(Short exercise):
Filter the data below for the string "structured" and copy each matching line.

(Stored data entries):
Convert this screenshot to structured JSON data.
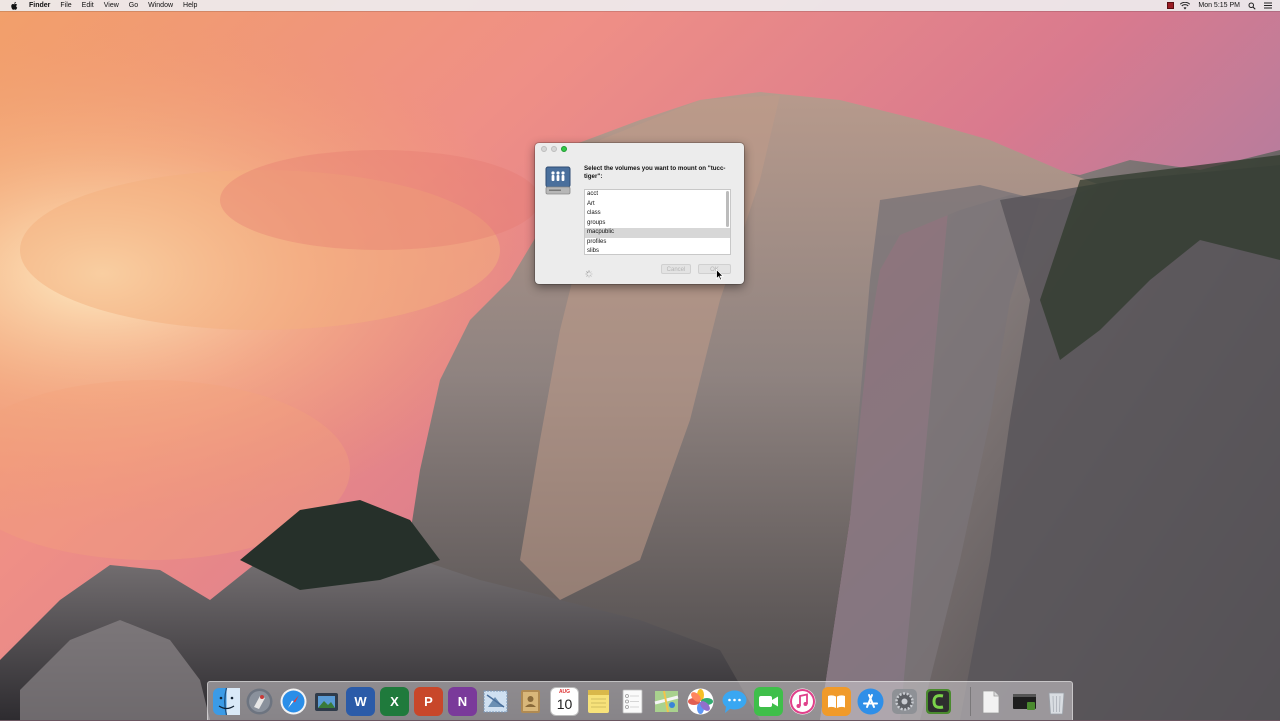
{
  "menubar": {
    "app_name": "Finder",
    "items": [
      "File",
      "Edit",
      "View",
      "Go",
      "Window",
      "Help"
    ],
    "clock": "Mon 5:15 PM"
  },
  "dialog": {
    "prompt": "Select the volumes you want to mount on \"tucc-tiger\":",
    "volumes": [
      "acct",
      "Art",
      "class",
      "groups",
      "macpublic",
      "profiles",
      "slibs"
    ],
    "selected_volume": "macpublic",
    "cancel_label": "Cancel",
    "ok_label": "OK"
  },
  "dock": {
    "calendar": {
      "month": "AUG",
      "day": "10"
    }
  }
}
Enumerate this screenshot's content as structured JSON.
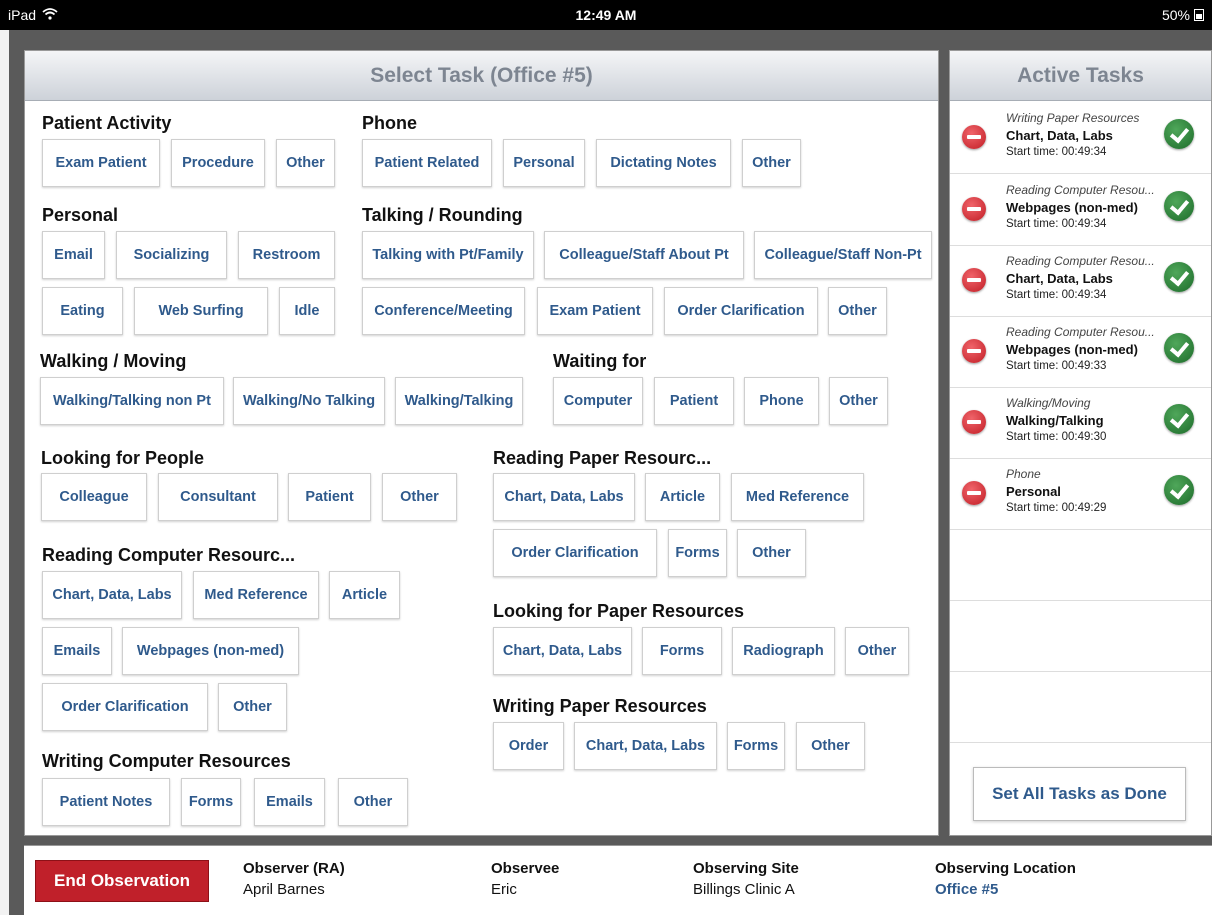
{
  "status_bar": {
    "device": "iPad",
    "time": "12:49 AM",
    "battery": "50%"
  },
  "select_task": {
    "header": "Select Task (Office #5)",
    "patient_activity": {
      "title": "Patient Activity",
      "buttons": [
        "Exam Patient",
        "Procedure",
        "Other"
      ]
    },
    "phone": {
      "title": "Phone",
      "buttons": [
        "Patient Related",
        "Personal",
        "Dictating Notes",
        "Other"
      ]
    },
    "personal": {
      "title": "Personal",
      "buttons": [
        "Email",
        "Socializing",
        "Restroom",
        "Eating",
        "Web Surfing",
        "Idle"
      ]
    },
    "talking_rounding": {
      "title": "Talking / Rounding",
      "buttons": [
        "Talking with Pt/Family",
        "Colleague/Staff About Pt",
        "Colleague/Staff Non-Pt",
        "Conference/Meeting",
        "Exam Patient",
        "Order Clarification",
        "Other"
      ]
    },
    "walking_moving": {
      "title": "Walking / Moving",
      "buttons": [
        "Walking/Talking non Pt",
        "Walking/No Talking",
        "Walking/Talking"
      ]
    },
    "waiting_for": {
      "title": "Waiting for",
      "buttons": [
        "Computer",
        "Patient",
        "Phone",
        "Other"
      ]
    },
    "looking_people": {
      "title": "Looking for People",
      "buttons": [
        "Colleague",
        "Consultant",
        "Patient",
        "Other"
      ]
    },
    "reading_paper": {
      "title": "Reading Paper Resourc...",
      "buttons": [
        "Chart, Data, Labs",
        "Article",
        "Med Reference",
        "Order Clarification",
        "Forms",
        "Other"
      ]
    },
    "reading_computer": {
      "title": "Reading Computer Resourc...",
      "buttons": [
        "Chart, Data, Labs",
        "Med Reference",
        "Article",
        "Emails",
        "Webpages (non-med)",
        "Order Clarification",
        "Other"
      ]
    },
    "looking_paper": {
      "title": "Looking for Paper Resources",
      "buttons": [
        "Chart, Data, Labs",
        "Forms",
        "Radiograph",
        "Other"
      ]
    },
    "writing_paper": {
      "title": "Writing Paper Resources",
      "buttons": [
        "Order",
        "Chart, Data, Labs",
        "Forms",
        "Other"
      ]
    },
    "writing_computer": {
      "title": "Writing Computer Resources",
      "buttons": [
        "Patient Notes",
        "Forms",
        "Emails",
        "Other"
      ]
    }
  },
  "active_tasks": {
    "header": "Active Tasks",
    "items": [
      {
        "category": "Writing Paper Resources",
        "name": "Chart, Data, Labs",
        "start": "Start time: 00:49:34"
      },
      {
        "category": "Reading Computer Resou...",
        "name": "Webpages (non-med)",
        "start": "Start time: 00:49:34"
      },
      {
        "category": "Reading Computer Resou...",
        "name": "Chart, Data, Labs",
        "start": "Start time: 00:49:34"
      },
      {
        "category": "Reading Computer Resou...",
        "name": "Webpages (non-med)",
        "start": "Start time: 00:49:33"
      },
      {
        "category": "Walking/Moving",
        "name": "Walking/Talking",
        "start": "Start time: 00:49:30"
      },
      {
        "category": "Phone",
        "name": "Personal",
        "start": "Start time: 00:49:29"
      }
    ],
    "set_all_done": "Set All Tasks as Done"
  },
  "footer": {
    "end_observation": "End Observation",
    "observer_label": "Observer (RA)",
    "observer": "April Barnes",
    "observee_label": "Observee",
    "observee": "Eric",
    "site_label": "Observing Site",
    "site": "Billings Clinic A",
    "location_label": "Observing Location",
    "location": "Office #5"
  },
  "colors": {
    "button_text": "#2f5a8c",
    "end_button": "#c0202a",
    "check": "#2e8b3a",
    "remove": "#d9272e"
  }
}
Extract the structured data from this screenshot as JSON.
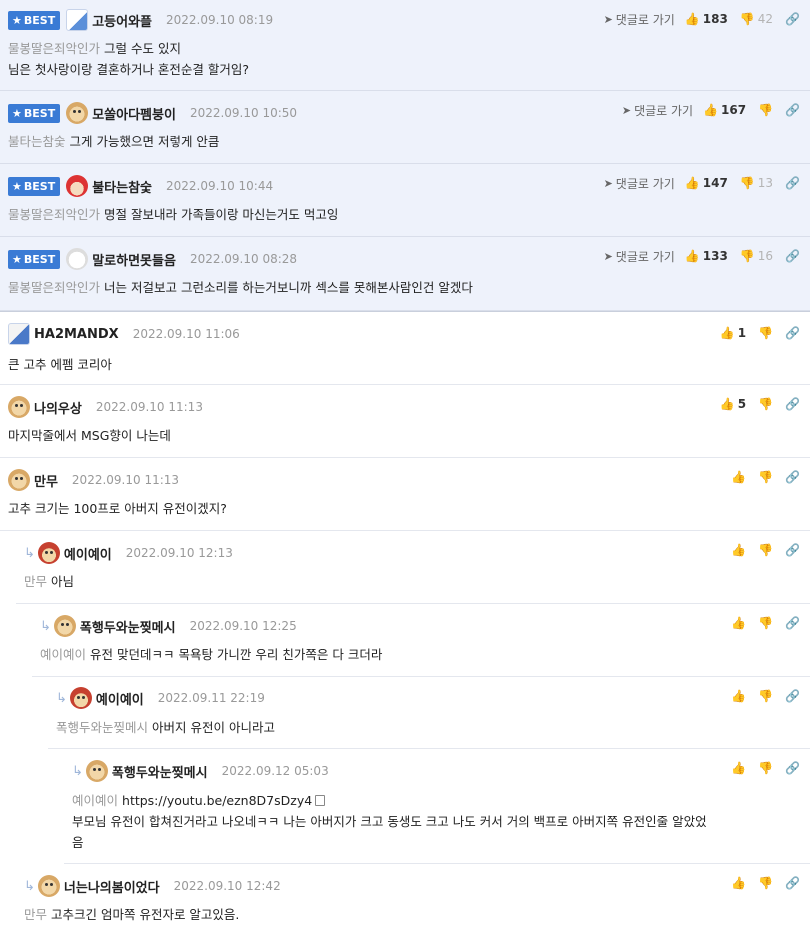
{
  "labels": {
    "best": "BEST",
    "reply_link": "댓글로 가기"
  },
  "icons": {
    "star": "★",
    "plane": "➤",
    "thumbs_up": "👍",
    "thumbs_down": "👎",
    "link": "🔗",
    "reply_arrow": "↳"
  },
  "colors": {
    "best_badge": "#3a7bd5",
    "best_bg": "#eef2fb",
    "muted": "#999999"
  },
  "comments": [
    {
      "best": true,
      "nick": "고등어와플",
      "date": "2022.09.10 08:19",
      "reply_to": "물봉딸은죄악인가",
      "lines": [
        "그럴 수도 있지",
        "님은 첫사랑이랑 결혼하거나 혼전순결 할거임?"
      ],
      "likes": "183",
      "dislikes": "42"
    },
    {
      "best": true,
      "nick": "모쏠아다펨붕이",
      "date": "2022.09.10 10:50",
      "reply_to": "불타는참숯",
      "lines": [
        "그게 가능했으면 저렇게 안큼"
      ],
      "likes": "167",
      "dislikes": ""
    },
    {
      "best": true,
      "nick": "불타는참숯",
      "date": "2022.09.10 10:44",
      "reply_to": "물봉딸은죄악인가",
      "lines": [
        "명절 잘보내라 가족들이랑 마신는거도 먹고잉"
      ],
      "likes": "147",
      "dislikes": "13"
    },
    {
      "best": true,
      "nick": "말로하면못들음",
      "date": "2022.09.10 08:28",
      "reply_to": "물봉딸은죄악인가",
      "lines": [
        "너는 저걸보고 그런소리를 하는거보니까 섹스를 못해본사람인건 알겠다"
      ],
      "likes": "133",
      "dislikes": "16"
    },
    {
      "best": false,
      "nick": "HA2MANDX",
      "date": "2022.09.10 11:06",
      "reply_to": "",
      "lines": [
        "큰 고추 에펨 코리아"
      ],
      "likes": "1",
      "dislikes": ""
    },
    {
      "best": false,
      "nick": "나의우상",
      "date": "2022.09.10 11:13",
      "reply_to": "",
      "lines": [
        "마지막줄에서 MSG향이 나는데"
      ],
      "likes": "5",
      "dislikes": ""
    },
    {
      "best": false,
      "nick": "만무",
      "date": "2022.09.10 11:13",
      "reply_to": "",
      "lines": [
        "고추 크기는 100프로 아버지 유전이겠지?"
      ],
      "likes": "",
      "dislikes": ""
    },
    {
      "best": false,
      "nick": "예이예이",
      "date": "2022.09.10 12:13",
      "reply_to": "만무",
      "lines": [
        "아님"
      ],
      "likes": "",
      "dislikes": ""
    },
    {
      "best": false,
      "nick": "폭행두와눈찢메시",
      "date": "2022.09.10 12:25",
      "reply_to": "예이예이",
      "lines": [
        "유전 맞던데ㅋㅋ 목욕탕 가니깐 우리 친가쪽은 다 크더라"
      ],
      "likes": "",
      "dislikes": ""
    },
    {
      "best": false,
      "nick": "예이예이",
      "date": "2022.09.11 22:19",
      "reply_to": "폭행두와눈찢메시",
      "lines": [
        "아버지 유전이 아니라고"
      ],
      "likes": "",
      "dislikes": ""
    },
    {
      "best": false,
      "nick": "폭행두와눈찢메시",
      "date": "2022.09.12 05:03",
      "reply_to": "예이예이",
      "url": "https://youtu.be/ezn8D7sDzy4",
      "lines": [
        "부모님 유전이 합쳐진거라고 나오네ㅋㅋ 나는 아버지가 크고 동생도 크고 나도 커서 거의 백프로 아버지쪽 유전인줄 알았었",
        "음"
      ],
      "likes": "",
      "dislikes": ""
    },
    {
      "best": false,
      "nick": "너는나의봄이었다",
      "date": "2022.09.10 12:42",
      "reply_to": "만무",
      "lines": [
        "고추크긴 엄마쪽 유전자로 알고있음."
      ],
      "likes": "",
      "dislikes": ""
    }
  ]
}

(Solution to this exercise):
Convert this screenshot to structured JSON data.
Enumerate this screenshot's content as structured JSON.
Extract the structured data from this screenshot as JSON.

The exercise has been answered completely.